------ The records

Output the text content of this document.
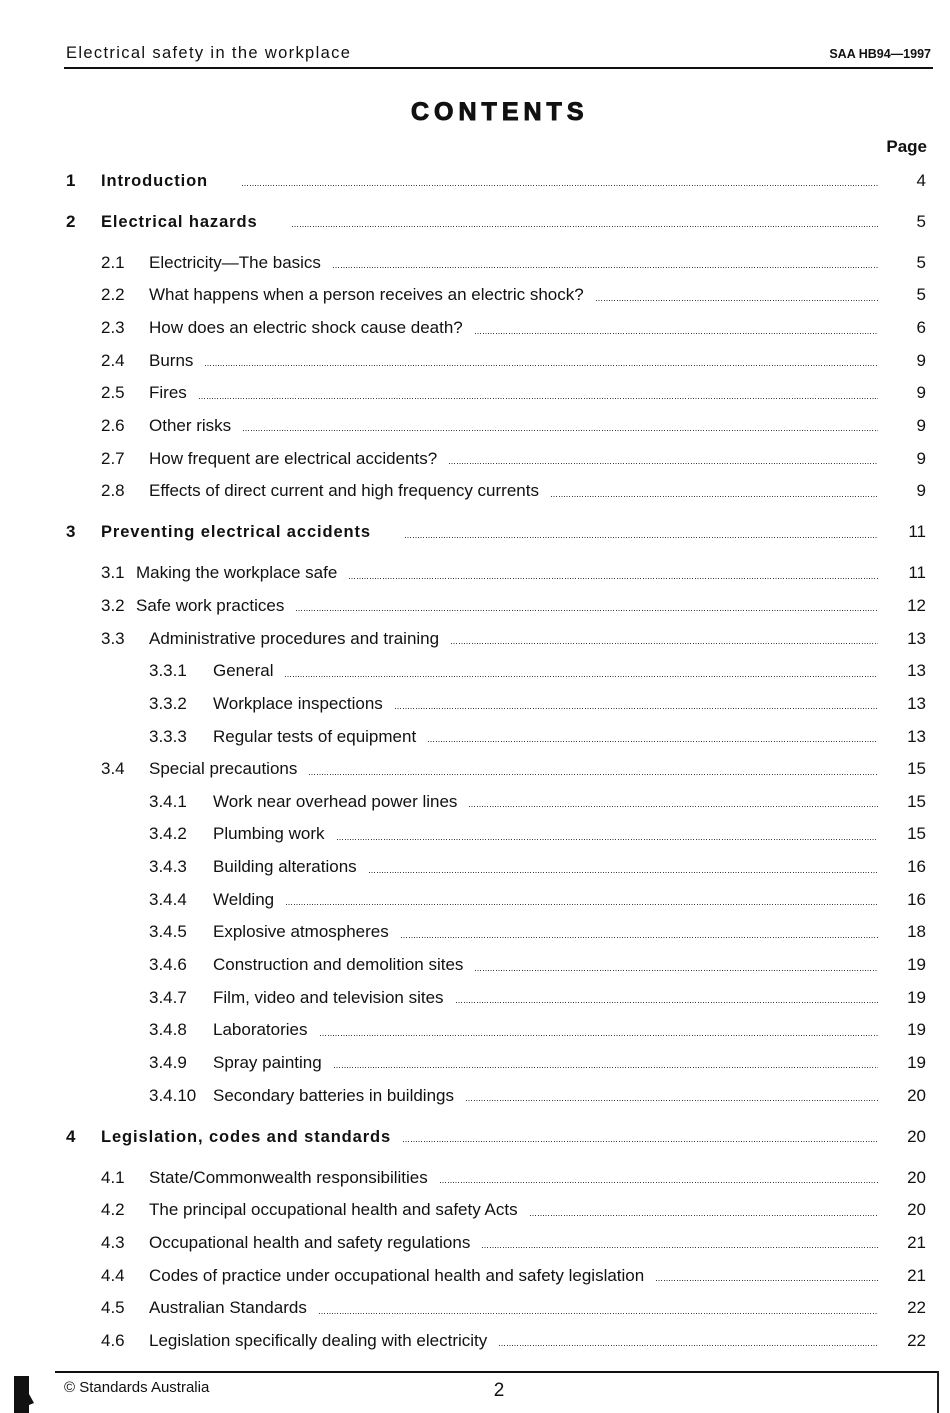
Electrical safety in the workplace	SAA HB94—1997
CONTENTS
Page
1	Introduction	4
2	Electrical hazards	5
2.1	Electricity—The basics	5
2.2	What happens when a person receives an electric shock?	5
2.3	How does an electric shock cause death?	6
2.4	Burns	9
2.5	Fires	9
2.6	Other risks	9
2.7	How frequent are electrical accidents?	9
2.8	Effects of direct current and high frequency currents	9
3	Preventing electrical accidents	11
3.1 Making the workplace safe	11
3.2 Safe work practices	12
3.3	Administrative procedures and training	13
3.3.1	General	13
3.3.2	Workplace inspections	13
3.3.3	Regular tests of equipment	13
3.4	Special precautions	15
3.4.1	Work near overhead power lines	15
3.4.2	Plumbing work	15
3.4.3	Building alterations	16
3.4.4	Welding	16
3.4.5	Explosive atmospheres	18
3.4.6	Construction and demolition sites	19
3.4.7	Film, video and television sites	19
3.4.8	Laboratories	19
3.4.9	Spray painting	19
3.4.10 Secondary batteries in buildings	20
4	Legislation, codes and standards	20
4.1	State/Commonwealth responsibilities	20
4.2	The principal occupational health and safety Acts	20
4.3	Occupational health and safety regulations	21
4.4	Codes of practice under occupational health and safety legislation	21
4.5	Australian Standards	22
4.6	Legislation specifically dealing with electricity	22
© Standards Australia	2
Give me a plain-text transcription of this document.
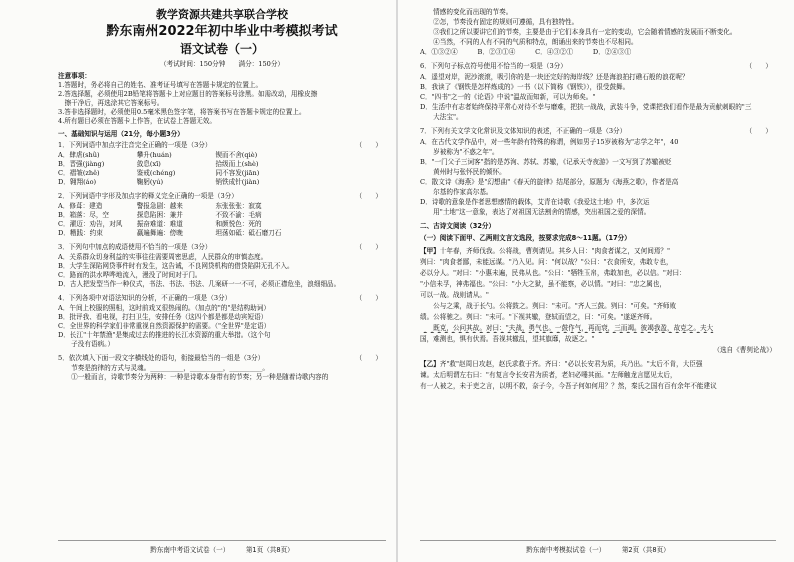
教学资源共建共享联合学校
黔东南州2022年初中毕业中考模拟考试
语文试卷（一）
（考试时间：150分钟　　满分：150分）
注意事项：
1.答题时，务必将自己的姓名、准考证号填写在答题卡规定的位置上。
2.答选择题，必须使用2B铅笔将答题卡上对应题目的答案标号涂黑。如需改动，用橡皮擦
　擦干净后，再选涂其它答案标号。
3.答非选择题时，必须使用0.5毫米黑色签字笔，将答案书写在答题卡规定的位置上。
4.所有题目必须在答题卡上作答，在试卷上答题无效。
一、基础知识与运用（21分，每小题3分）
1．下列词语中加点字注音完全正确的一项是（3分）	（　　）
A．肆虐(shǜ)	攀升(huán)	锲而不舍(qiè)
B．晋强(jiàng)	敛息(xī)	拾级而上(shè)
C．褶皱(zhě)	鉴戒(chéng)	同不容发(jiān)
D．翱翔(áo)	鞠躬(yú)	销铁成针(jiàn)
2．下列词语中字形及加点字的释义完全正确的一项是（3分）	（　　）
A．修葺：建造	警报急剧：越来	东张张张：寂寞
B．箱落：尽，空	探息陷困：兼并	不致不渝：毛病
C．濯迈：劝告，对风 振奋难道：难道	和颜悦色：死的
D．糟践：约束	赢遍舞遍：傍晚	坦荡如砥：砥石磨刀石
3．下列句中加点的成语使用不恰当的一项是（3分）	（　　）
A．关系群众切身利益的实事往往需要周密思虑，人民群众的审慎态度。
B．大学生深陷网贷事件时有发生，这告诫，不良网贷机构的借贷陷阱无孔不入。
C．路面的洪水哗哗地流入，漫没了时间对于门。
D．古人把发型当作一种仪式，书法、书法、书法、几案研一一不可，必须正襟危坐，浪细细品。
4．下列各项中对语法知识的分析，不正确的一项是（3分）	（　　）
A．午间上校服的照相，这时前戏又很热闹的。（加点的"的"是结构助词）
B．批评我、看电视，打扫卫生，安排任务（这四个都是都是动宾短语）
C．全世界的科学家们非常重视自然资源保护的需要。（"全世界"是定语）
D．长江"十年禁渔"是集成过去的推进的长江水资源的重大举措。（这个句
　　子没有语病。）
5．依次填入下面一段文字横线处的语句，衔接最恰当的一组是（3分）	（　　）
　　节奏是韵律的方式与灵魂。__________，__________，__________。
　　①一般而言，诗歌节奏分为两种：一种是诗歌本身带有的节奏；另一种是随着诗歌内容的
黔东南中考语文试卷（一）　　　第1页（共8页）
　　情感的变化而出现的节奏。
　　②怎，节奏没有固定的规则可遵循，具有独特性。
　　③我们之所以要讲它们的节奏，主要是由于它们本身具有一定的变动，它会随着情感的发展而不断变化。
　　④当然，不同的人有不同的气质和特点，朗诵出来的节奏也不尽相同。
A．①③②④　　　B．②③①④　　　C．④③②①　　　D．②④③①
6．下列句子标点符号使用不恰当的一项是（3分）	（　　）
A．遥望对岸，泥沙滚滚，吸引你的是一块还完好的海岸线？还是海浪拍打礁石般的浪花呢？
B．我读了《钢铁是怎样炼成的》一书（以下简称《钢铁》），很受鼓舞。
C．"四书"之一的《论语》中说"温故而知新，可以为师矣。"
D．生活中有志者始终保持平常心对待不幸与磨难，把抗一战战，武装斗争，党课把我们看作是最为贡献刺眼的"三
　　大法宝"。
7．下列有关文学文化常识及文体知识的表述，不正确的一项是（3分）	（　　）
A．在古代文学作品中，对一些年龄有特殊的称谓，例如男子15岁被称为"志学之年"，40
　　岁被称为"不惑之年"。
B．"一门父子三词客"指的是苏洵、苏轼、苏辙，《记承天寺夜游》一文写到了苏辙被贬
　　黄州时与张怀民的倾怀。
C．散文诗《海燕》是"幻想曲"《春天的旋律》结尾部分，原题为《海燕之歌》，作者是高
　　尔基的作家高尔基。
D．诗歌的意象是作者思想感情的载体，艾青在诗歌《我爱这土地》中，多次运
　　用"土地"这一意象，表达了对祖国无法割舍的情感，突出祖国之爱的深情。
二、古诗文阅读（32分）
（一）阅读下面甲、乙两则文言文选段，按要求完成8～11题。（17分）
【甲】十年春，齐师伐我。公将战，曹刿请见。其乡人曰："肉食者谋之，又何间焉？"
刿曰："肉食者鄙，未能远谋。"乃入见。问："何以战？"公曰："衣食所安，弗敢专也，
必以分人。"对曰："小惠未遍，民弗从也。"公曰："牺牲玉帛，弗敢加也，必以信。"对曰：
"小信未孚，神弗福也。"公曰："小大之狱，虽不能察，必以情。"对曰："忠之属也，
可以一战。战则请从。"
　　公与之乘，战于长勺。公将鼓之。刿曰："未可。"齐人三鼓。刿曰："可矣。"齐师败
绩。公将驰之。刿曰："未可。"下视其辙，登轼而望之，曰："可矣。"遂逐齐师。
　　既克，公问其故。对曰："夫战，勇气也。一鼓作气，再而衰，三而竭。彼竭我盈，故克之。夫大
国，难测也，惧有伏焉。吾视其辙乱，望其旗靡，故逐之。"
（选自《曹刿论战》）
【乙】齐"救"赵周日攻赵，赵氏求救于齐。齐曰："必以长安君为质，兵乃出。"太后不肯，大臣强
谏。太后明谓左右曰："有复言令长安君为质者，老妇必唾其面。"左师触龙言愿见太后，
有一人被之，未于吏之言，以明不救，奈子今，今吾子何如何用？？然，秦氏之国有百有余年不能建议
黔东南中考模拟试卷（一）　　　第2页（共8页）
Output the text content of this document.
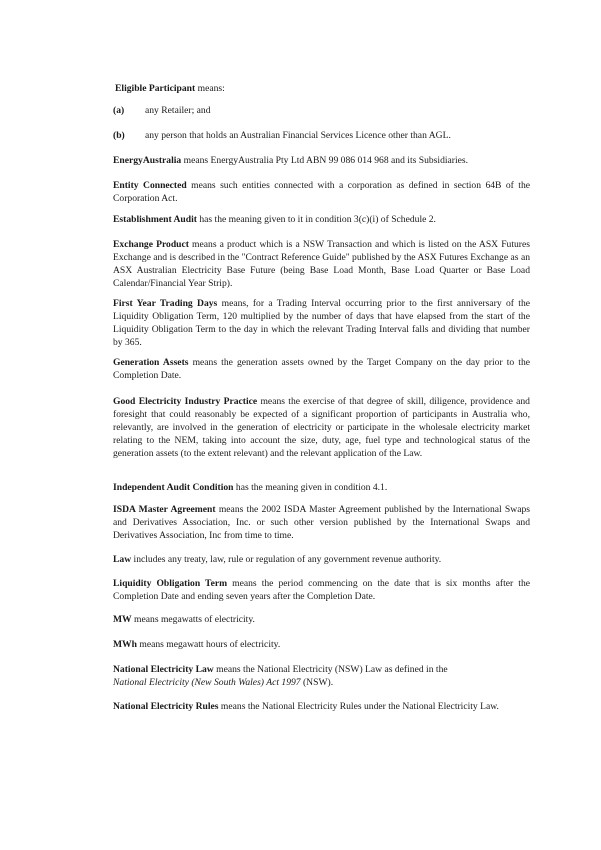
Eligible Participant means:

(a) any Retailer; and
(b) any person that holds an Australian Financial Services Licence other than AGL.

EnergyAustralia means EnergyAustralia Pty Ltd ABN 99 086 014 968 and its Subsidiaries.

Entity Connected means such entities connected with a corporation as defined in section 64B of the Corporation Act.

Establishment Audit has the meaning given to it in condition 3(c)(i) of Schedule 2.

Exchange Product means a product which is a NSW Transaction and which is listed on the ASX Futures Exchange and is described in the "Contract Reference Guide" published by the ASX Futures Exchange as an ASX Australian Electricity Base Future (being Base Load Month, Base Load Quarter or Base Load Calendar/Financial Year Strip).

First Year Trading Days means, for a Trading Interval occurring prior to the first anniversary of the Liquidity Obligation Term, 120 multiplied by the number of days that have elapsed from the start of the Liquidity Obligation Term to the day in which the relevant Trading Interval falls and dividing that number by 365.

Generation Assets means the generation assets owned by the Target Company on the day prior to the Completion Date.

Good Electricity Industry Practice means the exercise of that degree of skill, diligence, providence and foresight that could reasonably be expected of a significant proportion of participants in Australia who, relevantly, are involved in the generation of electricity or participate in the wholesale electricity market relating to the NEM, taking into account the size, duty, age, fuel type and technological status of the generation assets (to the extent relevant) and the relevant application of the Law.

Independent Audit Condition has the meaning given in condition 4.1.

ISDA Master Agreement means the 2002 ISDA Master Agreement published by the International Swaps and Derivatives Association, Inc. or such other version published by the International Swaps and Derivatives Association, Inc from time to time.

Law includes any treaty, law, rule or regulation of any government revenue authority.

Liquidity Obligation Term means the period commencing on the date that is six months after the Completion Date and ending seven years after the Completion Date.

MW means megawatts of electricity.

MWh means megawatt hours of electricity.

National Electricity Law means the National Electricity (NSW) Law as defined in the
National Electricity (New South Wales) Act 1997 (NSW).

National Electricity Rules means the National Electricity Rules under the National Electricity Law.
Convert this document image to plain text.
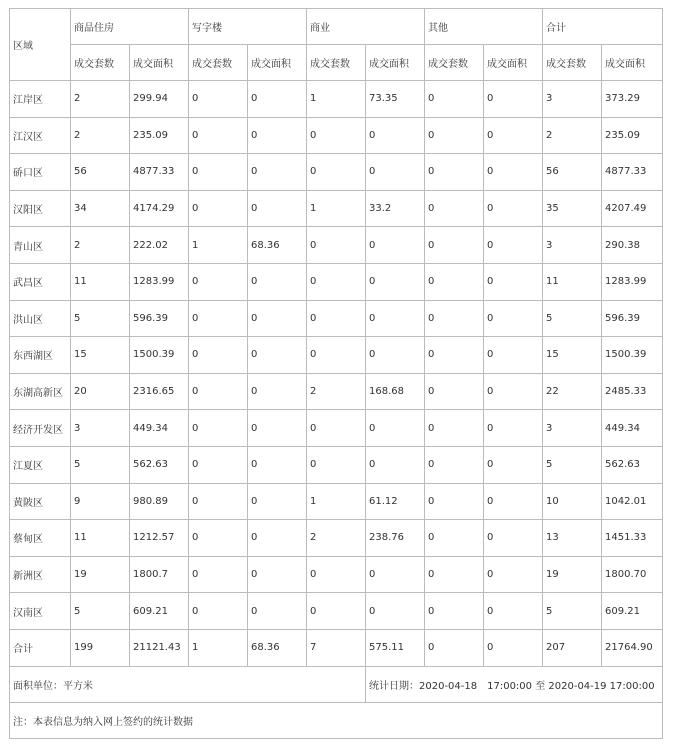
区域	商品住房		写字楼		商业		其他		合计	
	成交套数	成交面积	成交套数	成交面积	成交套数	成交面积	成交套数	成交面积	成交套数	成交面积
江岸区	2	299.94	0	0	1	73.35	0	0	3	373.29
江汉区	2	235.09	0	0	0	0	0	0	2	235.09
硚口区	56	4877.33	0	0	0	0	0	0	56	4877.33
汉阳区	34	4174.29	0	0	1	33.2	0	0	35	4207.49
青山区	2	222.02	1	68.36	0	0	0	0	3	290.38
武昌区	11	1283.99	0	0	0	0	0	0	11	1283.99
洪山区	5	596.39	0	0	0	0	0	0	5	596.39
东西湖区	15	1500.39	0	0	0	0	0	0	15	1500.39
东湖高新区	20	2316.65	0	0	2	168.68	0	0	22	2485.33
经济开发区	3	449.34	0	0	0	0	0	0	3	449.34
江夏区	5	562.63	0	0	0	0	0	0	5	562.63
黄陂区	9	980.89	0	0	1	61.12	0	0	10	1042.01
蔡甸区	11	1212.57	0	0	2	238.76	0	0	13	1451.33
新洲区	19	1800.7	0	0	0	0	0	0	19	1800.70
汉南区	5	609.21	0	0	0	0	0	0	5	609.21
合计	199	21121.43	1	68.36	7	575.11	0	0	207	21764.90
面积单位：平方米						统计日期：2020-04-18　17:00:00 至 2020-04-19 17:00:00				
注：本表信息为纳入网上签约的统计数据										
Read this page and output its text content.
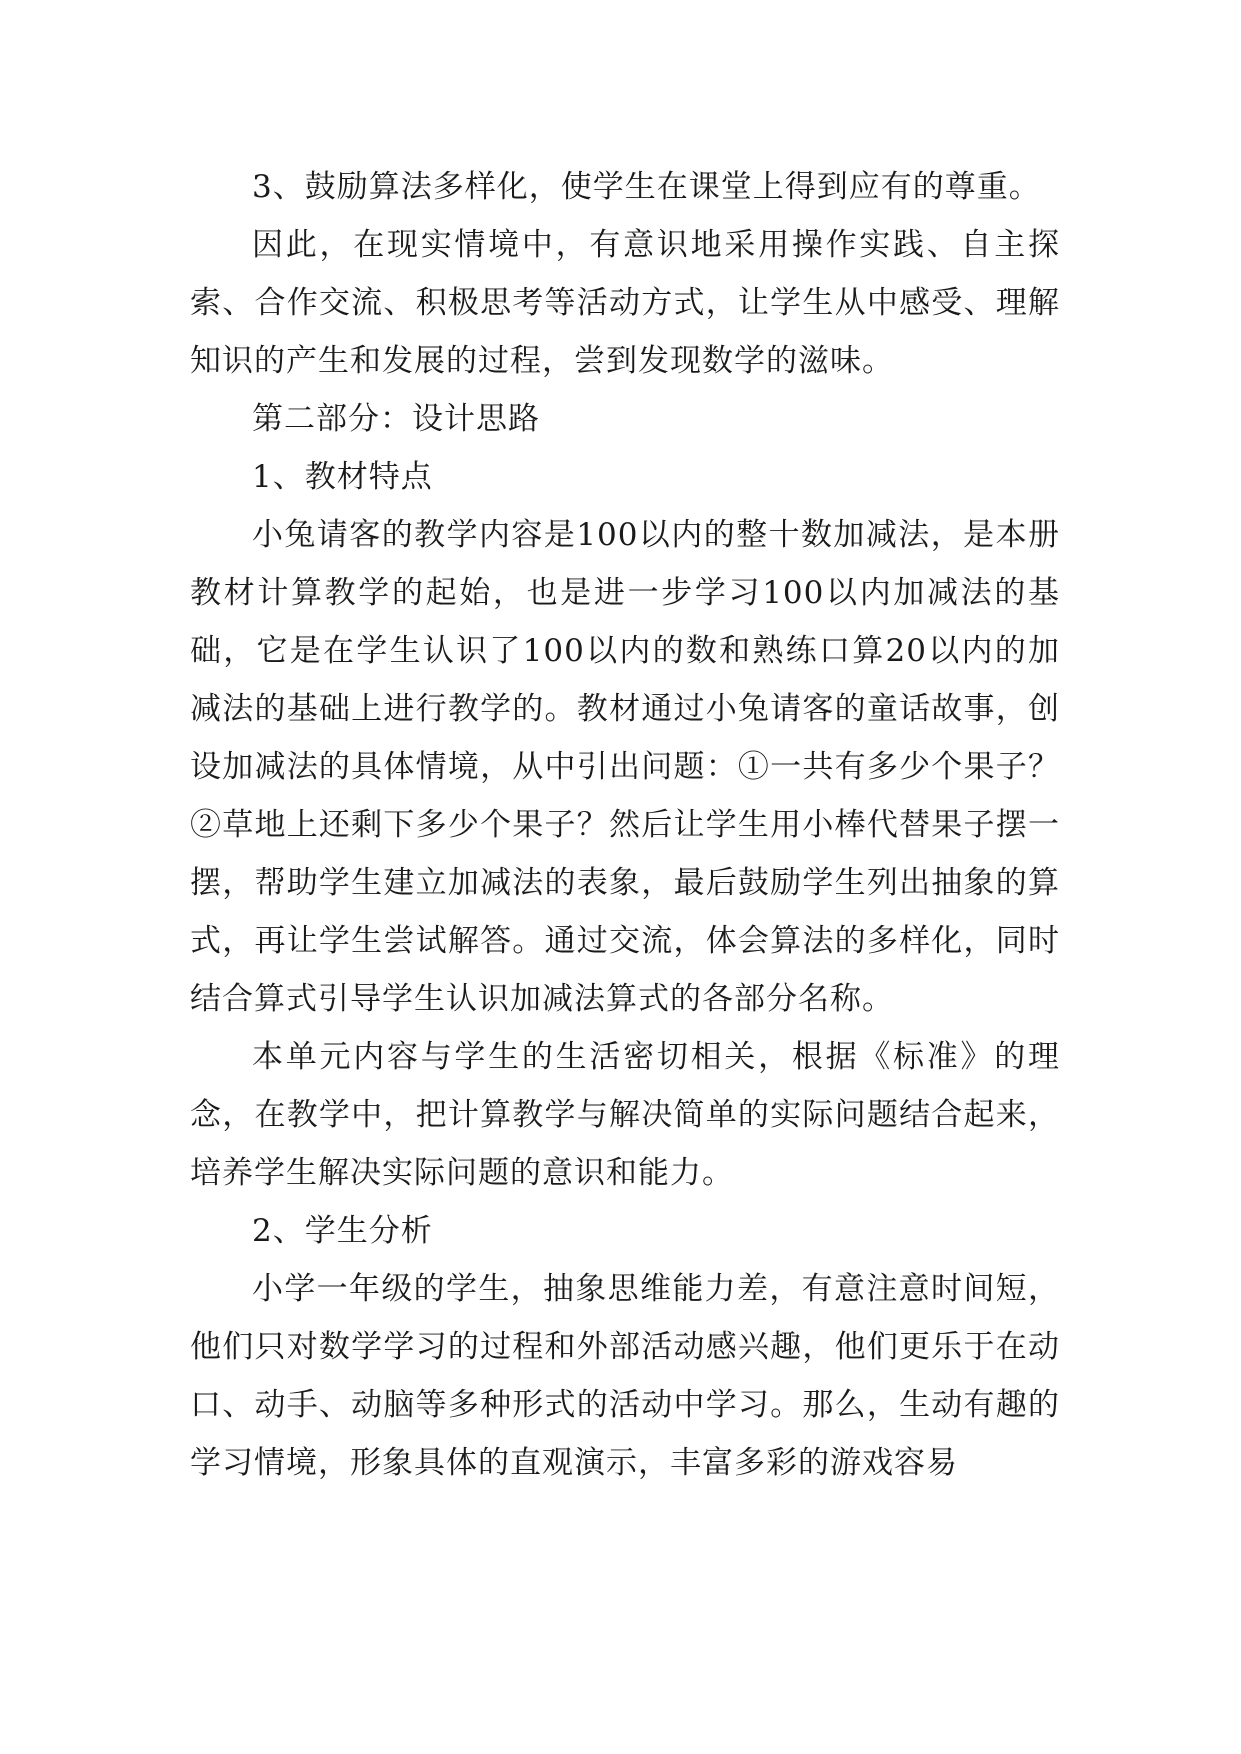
3、鼓励算法多样化，使学生在课堂上得到应有的尊重。

因此，在现实情境中，有意识地采用操作实践、自主探索、合作交流、积极思考等活动方式，让学生从中感受、理解知识的产生和发展的过程，尝到发现数学的滋味。

第二部分：设计思路

1、教材特点

小兔请客的教学内容是100以内的整十数加减法，是本册教材计算教学的起始，也是进一步学习100以内加减法的基础，它是在学生认识了100以内的数和熟练口算20以内的加减法的基础上进行教学的。教材通过小兔请客的童话故事，创设加减法的具体情境，从中引出问题：①一共有多少个果子？②草地上还剩下多少个果子？然后让学生用小棒代替果子摆一摆，帮助学生建立加减法的表象，最后鼓励学生列出抽象的算式，再让学生尝试解答。通过交流，体会算法的多样化，同时结合算式引导学生认识加减法算式的各部分名称。

本单元内容与学生的生活密切相关，根据《标准》的理念，在教学中，把计算教学与解决简单的实际问题结合起来，培养学生解决实际问题的意识和能力。

2、学生分析

小学一年级的学生，抽象思维能力差，有意注意时间短，他们只对数学学习的过程和外部活动感兴趣，他们更乐于在动口、动手、动脑等多种形式的活动中学习。那么，生动有趣的学习情境，形象具体的直观演示，丰富多彩的游戏容易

------------

Copy out every line that includes the word "Audit".

Establishment Audit has the meaning given to it in condition 3(c)(i) of Schedule 2.
Independent Audit Condition has the meaning given in condition 4.1.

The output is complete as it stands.